- [Objective]: Can you retype only the lines from the one with "What's the underlying" through the final line of the material, exactly as given?

- [Extracted data entries]:
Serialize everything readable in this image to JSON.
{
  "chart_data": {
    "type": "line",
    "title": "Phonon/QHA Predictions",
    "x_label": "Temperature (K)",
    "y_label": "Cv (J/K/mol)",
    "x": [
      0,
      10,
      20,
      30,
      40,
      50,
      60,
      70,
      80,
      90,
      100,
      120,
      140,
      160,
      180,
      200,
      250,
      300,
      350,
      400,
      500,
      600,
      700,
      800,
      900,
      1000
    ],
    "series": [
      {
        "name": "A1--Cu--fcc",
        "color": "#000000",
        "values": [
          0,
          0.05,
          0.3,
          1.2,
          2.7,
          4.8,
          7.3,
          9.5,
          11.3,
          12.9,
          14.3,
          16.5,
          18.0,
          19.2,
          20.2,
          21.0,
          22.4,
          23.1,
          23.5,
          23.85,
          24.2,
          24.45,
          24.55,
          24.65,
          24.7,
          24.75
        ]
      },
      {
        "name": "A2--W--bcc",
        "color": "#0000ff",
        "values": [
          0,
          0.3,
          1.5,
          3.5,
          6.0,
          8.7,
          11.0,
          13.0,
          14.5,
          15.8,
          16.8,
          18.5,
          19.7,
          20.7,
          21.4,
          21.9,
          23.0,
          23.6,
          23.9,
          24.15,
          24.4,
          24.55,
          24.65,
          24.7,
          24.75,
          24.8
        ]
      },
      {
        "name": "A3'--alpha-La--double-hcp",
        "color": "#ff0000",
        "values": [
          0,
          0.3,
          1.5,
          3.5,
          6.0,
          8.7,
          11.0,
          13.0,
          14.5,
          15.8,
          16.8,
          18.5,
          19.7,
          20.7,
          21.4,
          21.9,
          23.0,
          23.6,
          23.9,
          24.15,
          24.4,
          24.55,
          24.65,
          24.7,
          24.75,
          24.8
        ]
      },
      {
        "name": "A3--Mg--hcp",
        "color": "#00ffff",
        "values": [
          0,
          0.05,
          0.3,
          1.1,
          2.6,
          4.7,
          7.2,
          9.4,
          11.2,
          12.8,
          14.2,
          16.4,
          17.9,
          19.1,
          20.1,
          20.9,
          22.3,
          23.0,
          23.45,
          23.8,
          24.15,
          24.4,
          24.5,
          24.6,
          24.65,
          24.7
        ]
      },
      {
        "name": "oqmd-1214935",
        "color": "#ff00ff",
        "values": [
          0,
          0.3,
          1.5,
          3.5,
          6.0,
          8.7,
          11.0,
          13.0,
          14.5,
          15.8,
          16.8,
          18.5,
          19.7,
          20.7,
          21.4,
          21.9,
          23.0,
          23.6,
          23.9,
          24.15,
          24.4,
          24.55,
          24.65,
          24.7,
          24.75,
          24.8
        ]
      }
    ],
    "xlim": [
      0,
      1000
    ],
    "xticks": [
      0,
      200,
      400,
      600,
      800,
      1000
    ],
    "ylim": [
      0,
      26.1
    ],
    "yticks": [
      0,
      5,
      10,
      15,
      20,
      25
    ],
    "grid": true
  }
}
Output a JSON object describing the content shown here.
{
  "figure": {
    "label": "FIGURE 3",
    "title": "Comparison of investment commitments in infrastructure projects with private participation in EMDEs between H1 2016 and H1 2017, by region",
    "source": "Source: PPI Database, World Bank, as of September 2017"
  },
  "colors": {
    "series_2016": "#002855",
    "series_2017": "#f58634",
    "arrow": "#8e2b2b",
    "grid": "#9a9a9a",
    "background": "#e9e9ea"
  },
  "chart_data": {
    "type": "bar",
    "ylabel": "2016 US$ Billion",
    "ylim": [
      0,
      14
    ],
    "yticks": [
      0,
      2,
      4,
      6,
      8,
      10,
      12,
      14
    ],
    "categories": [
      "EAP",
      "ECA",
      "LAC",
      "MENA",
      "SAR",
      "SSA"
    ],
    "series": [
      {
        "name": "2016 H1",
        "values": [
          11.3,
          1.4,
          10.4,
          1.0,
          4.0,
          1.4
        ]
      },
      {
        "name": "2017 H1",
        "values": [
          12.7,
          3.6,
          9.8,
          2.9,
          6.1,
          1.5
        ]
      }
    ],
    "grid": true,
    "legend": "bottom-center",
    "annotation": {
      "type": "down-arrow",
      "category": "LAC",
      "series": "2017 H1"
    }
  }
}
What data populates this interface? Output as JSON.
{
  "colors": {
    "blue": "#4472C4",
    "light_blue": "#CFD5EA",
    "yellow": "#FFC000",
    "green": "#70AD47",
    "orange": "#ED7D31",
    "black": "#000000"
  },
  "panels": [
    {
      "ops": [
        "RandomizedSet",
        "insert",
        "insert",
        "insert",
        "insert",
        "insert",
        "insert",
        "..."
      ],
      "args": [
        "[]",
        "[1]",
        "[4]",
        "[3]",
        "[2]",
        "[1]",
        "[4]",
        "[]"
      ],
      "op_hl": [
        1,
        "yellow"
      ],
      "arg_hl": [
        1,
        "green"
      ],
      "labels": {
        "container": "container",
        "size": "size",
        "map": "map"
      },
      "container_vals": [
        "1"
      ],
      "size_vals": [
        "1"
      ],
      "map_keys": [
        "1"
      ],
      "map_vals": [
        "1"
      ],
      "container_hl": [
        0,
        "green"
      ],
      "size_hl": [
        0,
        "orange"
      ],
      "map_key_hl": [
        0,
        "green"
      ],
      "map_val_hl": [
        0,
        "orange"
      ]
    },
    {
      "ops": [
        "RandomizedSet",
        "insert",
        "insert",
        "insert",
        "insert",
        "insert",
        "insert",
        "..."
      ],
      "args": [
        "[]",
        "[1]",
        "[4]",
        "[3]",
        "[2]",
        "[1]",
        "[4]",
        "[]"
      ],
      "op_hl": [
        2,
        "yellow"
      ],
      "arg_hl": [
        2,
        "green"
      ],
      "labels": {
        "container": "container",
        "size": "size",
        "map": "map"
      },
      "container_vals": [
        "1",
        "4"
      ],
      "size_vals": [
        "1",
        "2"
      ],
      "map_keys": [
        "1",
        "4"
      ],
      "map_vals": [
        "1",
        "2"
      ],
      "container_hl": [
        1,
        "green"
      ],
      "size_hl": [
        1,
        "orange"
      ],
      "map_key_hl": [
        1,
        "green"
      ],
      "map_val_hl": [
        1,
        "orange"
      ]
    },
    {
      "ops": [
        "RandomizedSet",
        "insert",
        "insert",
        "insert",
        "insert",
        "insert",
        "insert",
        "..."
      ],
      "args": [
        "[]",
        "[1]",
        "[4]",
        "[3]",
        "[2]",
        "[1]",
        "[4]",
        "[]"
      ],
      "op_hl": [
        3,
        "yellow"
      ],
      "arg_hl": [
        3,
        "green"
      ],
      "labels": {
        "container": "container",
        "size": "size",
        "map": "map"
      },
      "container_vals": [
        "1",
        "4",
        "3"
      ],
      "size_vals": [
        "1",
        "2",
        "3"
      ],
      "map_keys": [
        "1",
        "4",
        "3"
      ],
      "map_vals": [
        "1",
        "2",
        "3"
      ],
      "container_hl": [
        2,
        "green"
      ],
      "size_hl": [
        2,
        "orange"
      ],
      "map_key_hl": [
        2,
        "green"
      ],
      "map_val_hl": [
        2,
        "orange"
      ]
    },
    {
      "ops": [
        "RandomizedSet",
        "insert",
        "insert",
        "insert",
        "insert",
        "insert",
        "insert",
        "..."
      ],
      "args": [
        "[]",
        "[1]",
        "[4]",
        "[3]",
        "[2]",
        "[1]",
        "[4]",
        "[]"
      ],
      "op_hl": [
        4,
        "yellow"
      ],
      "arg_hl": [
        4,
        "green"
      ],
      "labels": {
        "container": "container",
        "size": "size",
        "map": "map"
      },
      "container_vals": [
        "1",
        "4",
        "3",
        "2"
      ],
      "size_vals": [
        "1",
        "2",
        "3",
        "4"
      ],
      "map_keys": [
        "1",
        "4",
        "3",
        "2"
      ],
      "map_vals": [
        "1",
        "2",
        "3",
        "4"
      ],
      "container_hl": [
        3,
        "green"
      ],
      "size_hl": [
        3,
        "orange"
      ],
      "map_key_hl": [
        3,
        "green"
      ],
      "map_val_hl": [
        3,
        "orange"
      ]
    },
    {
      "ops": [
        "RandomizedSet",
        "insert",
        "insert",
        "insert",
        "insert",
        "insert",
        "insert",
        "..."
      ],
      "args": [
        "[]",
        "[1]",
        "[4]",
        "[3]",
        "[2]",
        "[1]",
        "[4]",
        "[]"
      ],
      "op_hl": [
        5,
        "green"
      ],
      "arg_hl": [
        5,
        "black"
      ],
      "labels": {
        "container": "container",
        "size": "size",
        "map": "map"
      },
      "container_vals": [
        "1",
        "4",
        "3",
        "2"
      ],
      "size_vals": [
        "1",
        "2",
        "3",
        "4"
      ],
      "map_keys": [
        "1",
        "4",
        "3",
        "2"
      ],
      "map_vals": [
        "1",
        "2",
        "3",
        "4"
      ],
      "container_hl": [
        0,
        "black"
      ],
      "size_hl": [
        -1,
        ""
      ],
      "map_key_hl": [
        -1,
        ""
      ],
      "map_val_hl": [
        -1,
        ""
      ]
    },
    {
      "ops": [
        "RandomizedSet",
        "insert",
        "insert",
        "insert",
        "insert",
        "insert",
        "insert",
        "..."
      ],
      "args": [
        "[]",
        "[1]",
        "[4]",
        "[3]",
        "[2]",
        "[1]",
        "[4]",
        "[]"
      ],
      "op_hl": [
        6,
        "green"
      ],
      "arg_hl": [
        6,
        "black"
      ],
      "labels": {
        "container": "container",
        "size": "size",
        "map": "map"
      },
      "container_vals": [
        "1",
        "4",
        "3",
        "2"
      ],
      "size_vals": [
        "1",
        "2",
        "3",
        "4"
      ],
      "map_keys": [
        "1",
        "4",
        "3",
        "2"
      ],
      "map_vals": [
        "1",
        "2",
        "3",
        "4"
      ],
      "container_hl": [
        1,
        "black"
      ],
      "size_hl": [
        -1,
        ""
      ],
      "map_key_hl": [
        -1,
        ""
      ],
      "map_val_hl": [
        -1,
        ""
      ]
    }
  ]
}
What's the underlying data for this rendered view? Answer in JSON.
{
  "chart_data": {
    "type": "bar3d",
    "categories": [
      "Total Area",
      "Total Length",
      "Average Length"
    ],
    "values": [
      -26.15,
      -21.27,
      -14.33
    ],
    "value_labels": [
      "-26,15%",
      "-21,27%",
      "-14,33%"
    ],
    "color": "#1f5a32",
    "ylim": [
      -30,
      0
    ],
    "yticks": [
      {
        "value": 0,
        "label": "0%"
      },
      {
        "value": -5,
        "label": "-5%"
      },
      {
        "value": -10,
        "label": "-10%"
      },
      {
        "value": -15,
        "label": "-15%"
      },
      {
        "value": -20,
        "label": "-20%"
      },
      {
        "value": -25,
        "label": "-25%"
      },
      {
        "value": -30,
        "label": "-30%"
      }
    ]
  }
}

- [Result for this exercise]:
What's the underlying data for this rendered view? Answer in JSON.
{
  "chart_data": {
    "type": "bar3d",
    "categories": [
      "Total Area",
      "Total Length",
      "Average Length"
    ],
    "values": [
      -26.15,
      -21.27,
      -14.33
    ],
    "value_labels": [
      "-26,15%",
      "-21,27%",
      "-14,33%"
    ],
    "color": "#1f5a32",
    "ylim": [
      -30,
      0
    ],
    "yticks": [
      {
        "value": 0,
        "label": "0%"
      },
      {
        "value": -5,
        "label": "-5%"
      },
      {
        "value": -10,
        "label": "-10%"
      },
      {
        "value": -15,
        "label": "-15%"
      },
      {
        "value": -20,
        "label": "-20%"
      },
      {
        "value": -25,
        "label": "-25%"
      },
      {
        "value": -30,
        "label": "-30%"
      }
    ]
  }
}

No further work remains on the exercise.